TASK REQUIREMENTS: What is the number of lines in the data holding the word "adjusting"? Give that number by itself.

[Stored records]
========================================

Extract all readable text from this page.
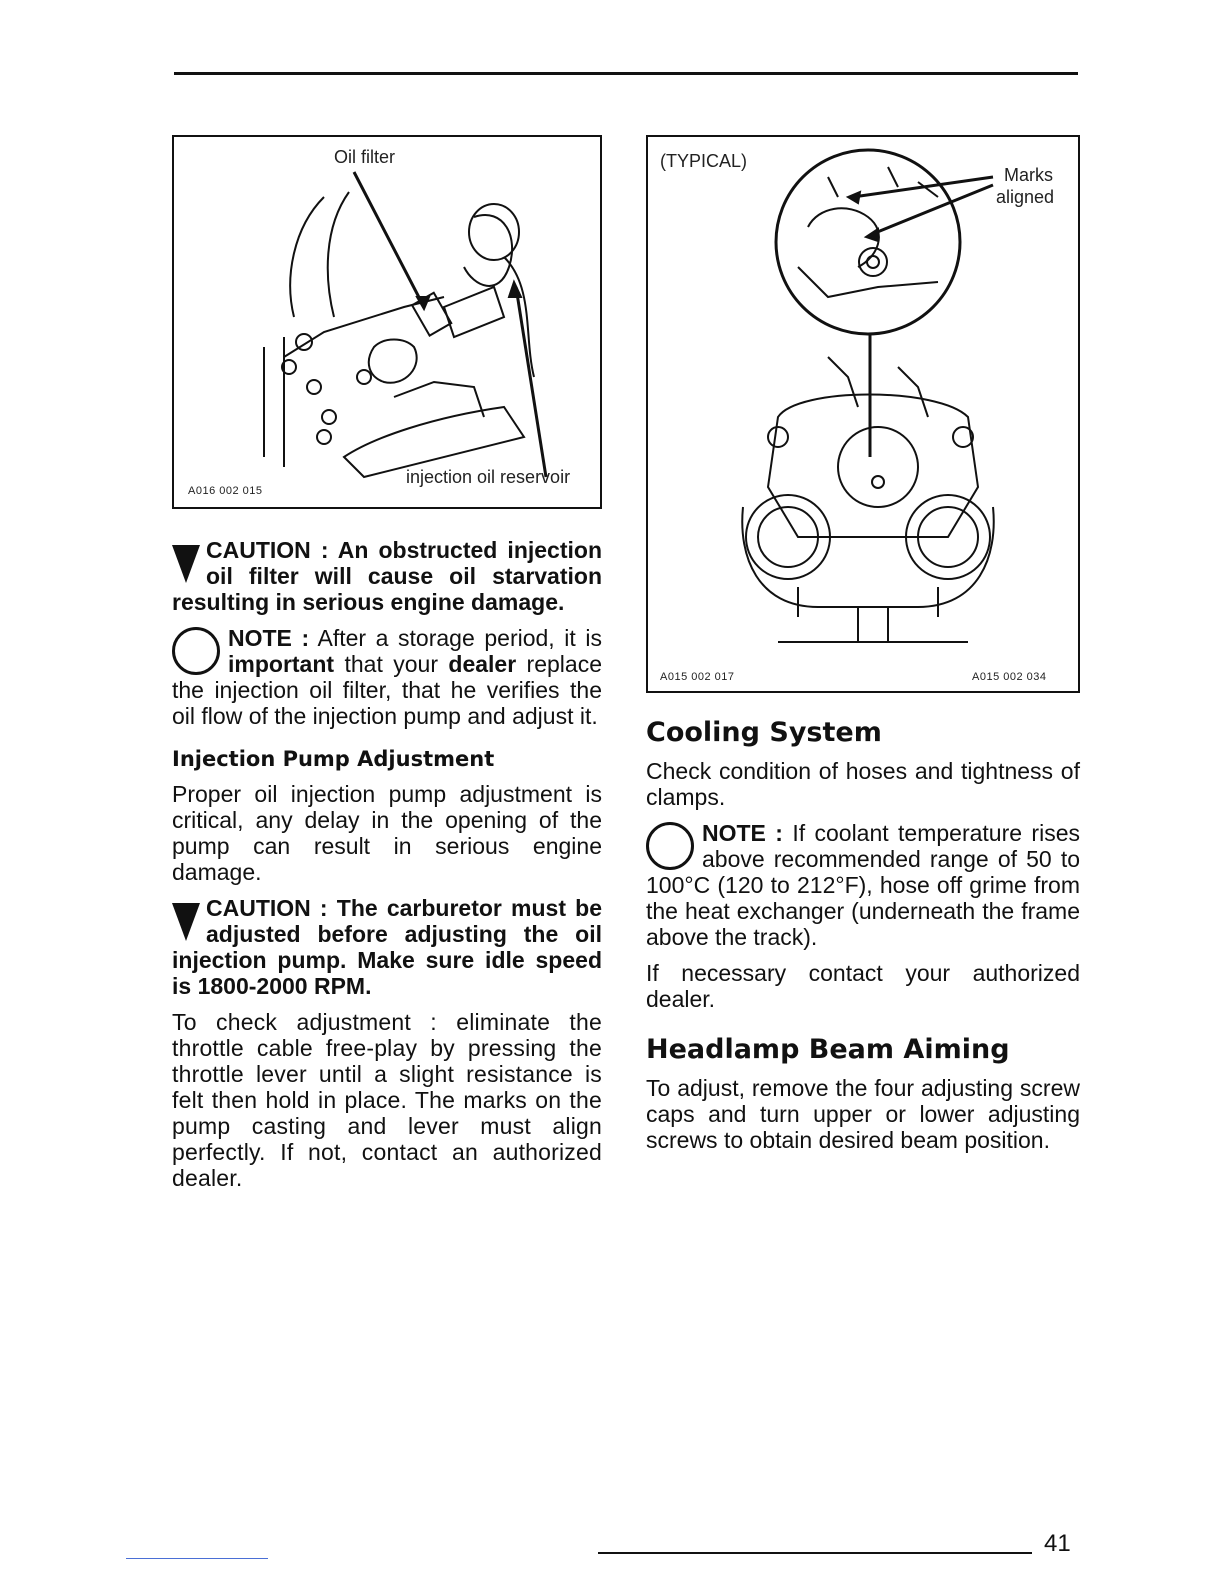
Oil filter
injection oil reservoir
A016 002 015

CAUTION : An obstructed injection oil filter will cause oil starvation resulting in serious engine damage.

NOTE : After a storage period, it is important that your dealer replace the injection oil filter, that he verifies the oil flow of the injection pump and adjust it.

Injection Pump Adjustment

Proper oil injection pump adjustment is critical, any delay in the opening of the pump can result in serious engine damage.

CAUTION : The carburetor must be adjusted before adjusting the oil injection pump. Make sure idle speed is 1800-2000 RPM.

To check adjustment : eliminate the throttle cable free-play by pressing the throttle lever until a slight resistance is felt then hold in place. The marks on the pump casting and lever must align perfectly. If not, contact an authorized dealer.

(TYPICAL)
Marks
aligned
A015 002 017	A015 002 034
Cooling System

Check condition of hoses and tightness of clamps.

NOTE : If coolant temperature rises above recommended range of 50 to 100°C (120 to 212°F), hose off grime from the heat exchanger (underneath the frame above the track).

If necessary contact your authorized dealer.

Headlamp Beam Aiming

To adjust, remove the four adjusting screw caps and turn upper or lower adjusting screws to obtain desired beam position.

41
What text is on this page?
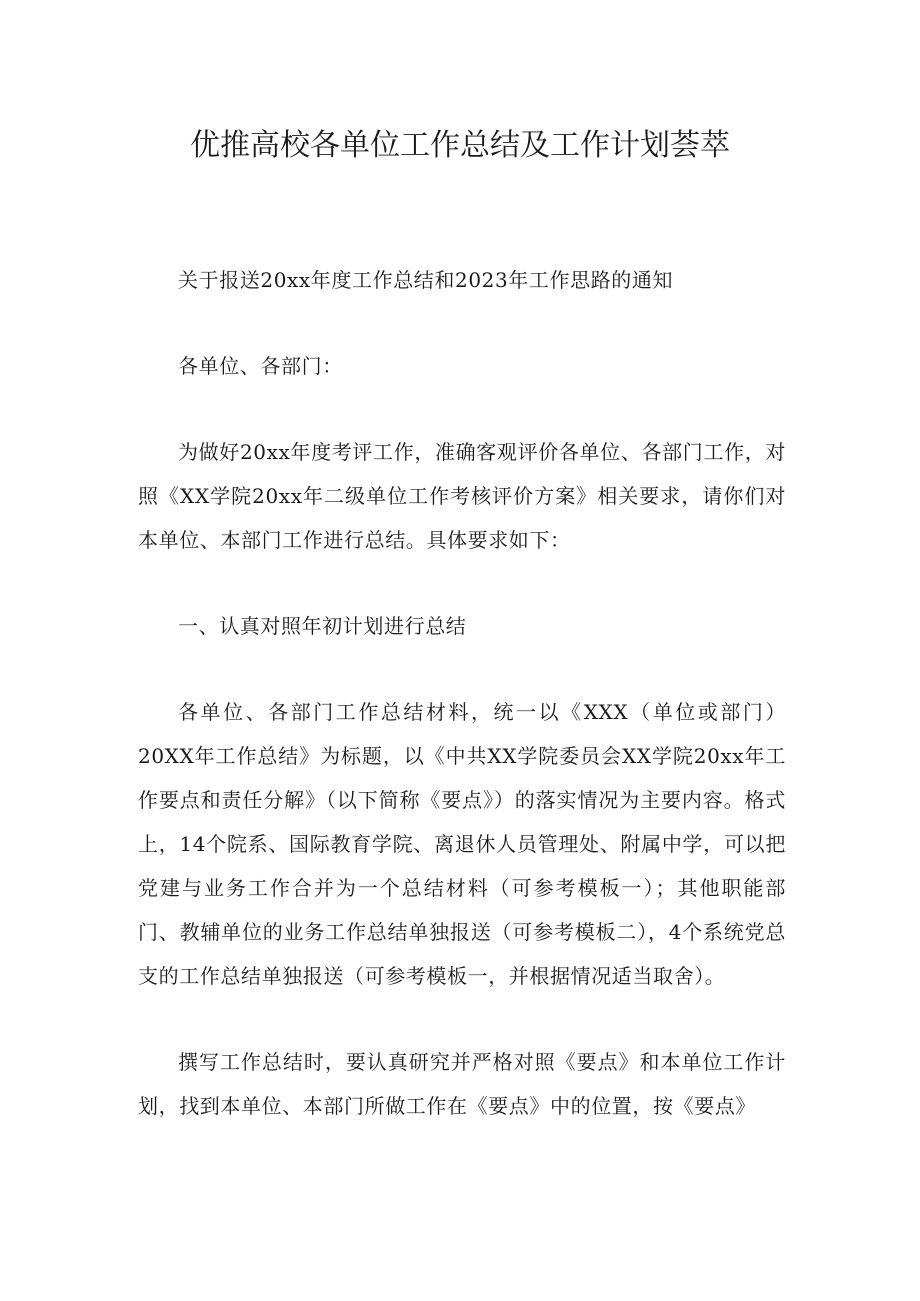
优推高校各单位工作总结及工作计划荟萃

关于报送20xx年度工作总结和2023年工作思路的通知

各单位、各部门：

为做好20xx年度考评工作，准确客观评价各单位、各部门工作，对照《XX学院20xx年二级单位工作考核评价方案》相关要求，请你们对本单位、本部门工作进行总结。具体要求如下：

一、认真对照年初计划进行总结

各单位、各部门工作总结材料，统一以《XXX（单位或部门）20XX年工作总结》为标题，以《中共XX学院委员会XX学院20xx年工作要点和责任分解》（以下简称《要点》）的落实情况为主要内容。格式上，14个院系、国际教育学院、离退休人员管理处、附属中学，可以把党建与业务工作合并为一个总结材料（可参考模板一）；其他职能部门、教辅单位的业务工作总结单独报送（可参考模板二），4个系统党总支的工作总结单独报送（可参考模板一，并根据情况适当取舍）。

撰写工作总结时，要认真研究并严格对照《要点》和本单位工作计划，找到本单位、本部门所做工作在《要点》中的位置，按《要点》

========================================

FULL ANSWER: 2